→ **WHAT IS NEEDED**
The material below should be written out in full and exactly; pictures stay out of the copy.

→ **DATA SUPPLIED**
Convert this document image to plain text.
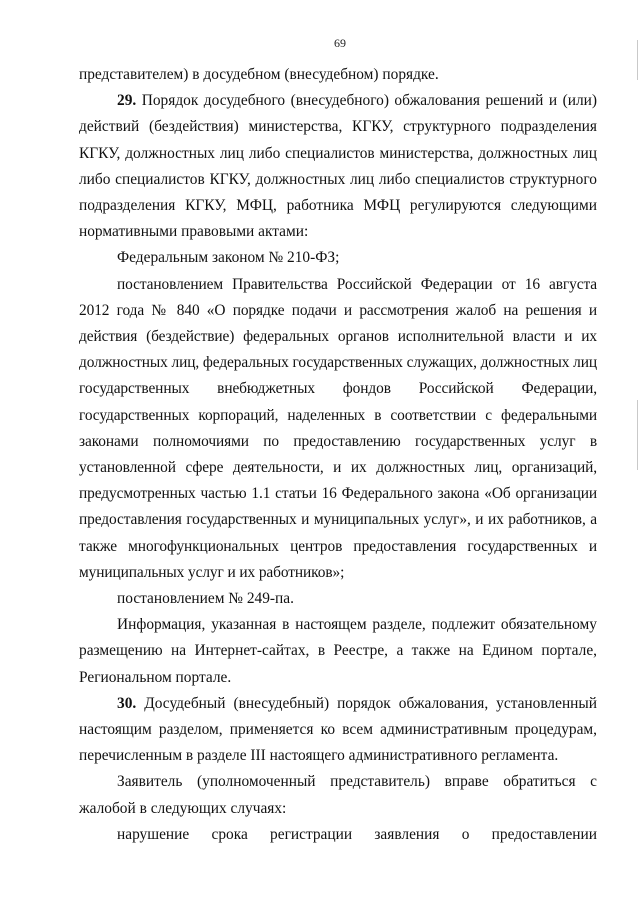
69

представителем) в досудебном (внесудебном) порядке.

29. Порядок досудебного (внесудебного) обжалования решений и (или) действий (бездействия) министерства, КГКУ, структурного подразделения КГКУ, должностных лиц либо специалистов министерства, должностных лиц либо специалистов КГКУ, должностных лиц либо специалистов структурного подразделения КГКУ, МФЦ, работника МФЦ регулируются следующими нормативными правовыми актами:

Федеральным законом № 210-ФЗ;

постановлением Правительства Российской Федерации от 16 августа 2012 года № 840 «О порядке подачи и рассмотрения жалоб на решения и действия (бездействие) федеральных органов исполнительной власти и их должностных лиц, федеральных государственных служащих, должностных лиц государственных внебюджетных фондов Российской Федерации, государственных корпораций, наделенных в соответствии с федеральными законами полномочиями по предоставлению государственных услуг в установленной сфере деятельности, и их должностных лиц, организаций, предусмотренных частью 1.1 статьи 16 Федерального закона «Об организации предоставления государственных и муниципальных услуг», и их работников, а также многофункциональных центров предоставления государственных и муниципальных услуг и их работников»;

постановлением № 249-па.

Информация, указанная в настоящем разделе, подлежит обязательному размещению на Интернет-сайтах, в Реестре, а также на Едином портале, Региональном портале.

30. Досудебный (внесудебный) порядок обжалования, установленный настоящим разделом, применяется ко всем административным процедурам, перечисленным в разделе III настоящего административного регламента.

Заявитель (уполномоченный представитель) вправе обратиться с жалобой в следующих случаях:

нарушение срока регистрации заявления о предоставлении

→ **RESULT FOR THIS EXERCISE**
Convert this document image to plain text.
69

представителем) в досудебном (внесудебном) порядке.

29. Порядок досудебного (внесудебного) обжалования решений и (или) действий (бездействия) министерства, КГКУ, структурного подразделения КГКУ, должностных лиц либо специалистов министерства, должностных лиц либо специалистов КГКУ, должностных лиц либо специалистов структурного подразделения КГКУ, МФЦ, работника МФЦ регулируются следующими нормативными правовыми актами:

Федеральным законом № 210-ФЗ;

постановлением Правительства Российской Федерации от 16 августа 2012 года № 840 «О порядке подачи и рассмотрения жалоб на решения и действия (бездействие) федеральных органов исполнительной власти и их должностных лиц, федеральных государственных служащих, должностных лиц государственных внебюджетных фондов Российской Федерации, государственных корпораций, наделенных в соответствии с федеральными законами полномочиями по предоставлению государственных услуг в установленной сфере деятельности, и их должностных лиц, организаций, предусмотренных частью 1.1 статьи 16 Федерального закона «Об организации предоставления государственных и муниципальных услуг», и их работников, а также многофункциональных центров предоставления государственных и муниципальных услуг и их работников»;

постановлением № 249-па.

Информация, указанная в настоящем разделе, подлежит обязательному размещению на Интернет-сайтах, в Реестре, а также на Едином портале, Региональном портале.

30. Досудебный (внесудебный) порядок обжалования, установленный настоящим разделом, применяется ко всем административным процедурам, перечисленным в разделе III настоящего административного регламента.

Заявитель (уполномоченный представитель) вправе обратиться с жалобой в следующих случаях:

нарушение срока регистрации заявления о предоставлении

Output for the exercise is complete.